Write the data out again in full, with no departure from the original.

-- BEGIN RECORD SET --

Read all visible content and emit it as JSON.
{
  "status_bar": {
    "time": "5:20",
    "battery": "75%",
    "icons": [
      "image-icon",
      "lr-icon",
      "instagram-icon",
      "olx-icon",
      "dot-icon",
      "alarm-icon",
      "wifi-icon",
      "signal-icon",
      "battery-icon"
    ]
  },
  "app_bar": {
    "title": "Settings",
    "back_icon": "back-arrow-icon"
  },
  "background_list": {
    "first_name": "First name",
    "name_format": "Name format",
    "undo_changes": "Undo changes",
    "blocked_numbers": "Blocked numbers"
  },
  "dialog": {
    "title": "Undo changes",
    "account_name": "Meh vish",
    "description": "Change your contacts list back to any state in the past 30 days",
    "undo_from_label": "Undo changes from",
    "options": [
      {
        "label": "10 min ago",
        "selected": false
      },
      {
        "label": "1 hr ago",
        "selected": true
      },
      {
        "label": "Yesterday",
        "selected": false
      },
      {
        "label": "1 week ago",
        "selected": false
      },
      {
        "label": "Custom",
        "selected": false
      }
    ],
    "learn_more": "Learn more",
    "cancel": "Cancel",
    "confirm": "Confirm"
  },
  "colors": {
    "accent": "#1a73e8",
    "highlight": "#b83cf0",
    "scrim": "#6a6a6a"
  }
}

-- END RECORD SET --

- _TASK ANSWER_
Read all visible content and emit it as JSON.
{
  "status_bar": {
    "time": "5:20",
    "battery": "75%",
    "icons": [
      "image-icon",
      "lr-icon",
      "instagram-icon",
      "olx-icon",
      "dot-icon",
      "alarm-icon",
      "wifi-icon",
      "signal-icon",
      "battery-icon"
    ]
  },
  "app_bar": {
    "title": "Settings",
    "back_icon": "back-arrow-icon"
  },
  "background_list": {
    "first_name": "First name",
    "name_format": "Name format",
    "undo_changes": "Undo changes",
    "blocked_numbers": "Blocked numbers"
  },
  "dialog": {
    "title": "Undo changes",
    "account_name": "Meh vish",
    "description": "Change your contacts list back to any state in the past 30 days",
    "undo_from_label": "Undo changes from",
    "options": [
      {
        "label": "10 min ago",
        "selected": false
      },
      {
        "label": "1 hr ago",
        "selected": true
      },
      {
        "label": "Yesterday",
        "selected": false
      },
      {
        "label": "1 week ago",
        "selected": false
      },
      {
        "label": "Custom",
        "selected": false
      }
    ],
    "learn_more": "Learn more",
    "cancel": "Cancel",
    "confirm": "Confirm"
  },
  "colors": {
    "accent": "#1a73e8",
    "highlight": "#b83cf0",
    "scrim": "#6a6a6a"
  }
}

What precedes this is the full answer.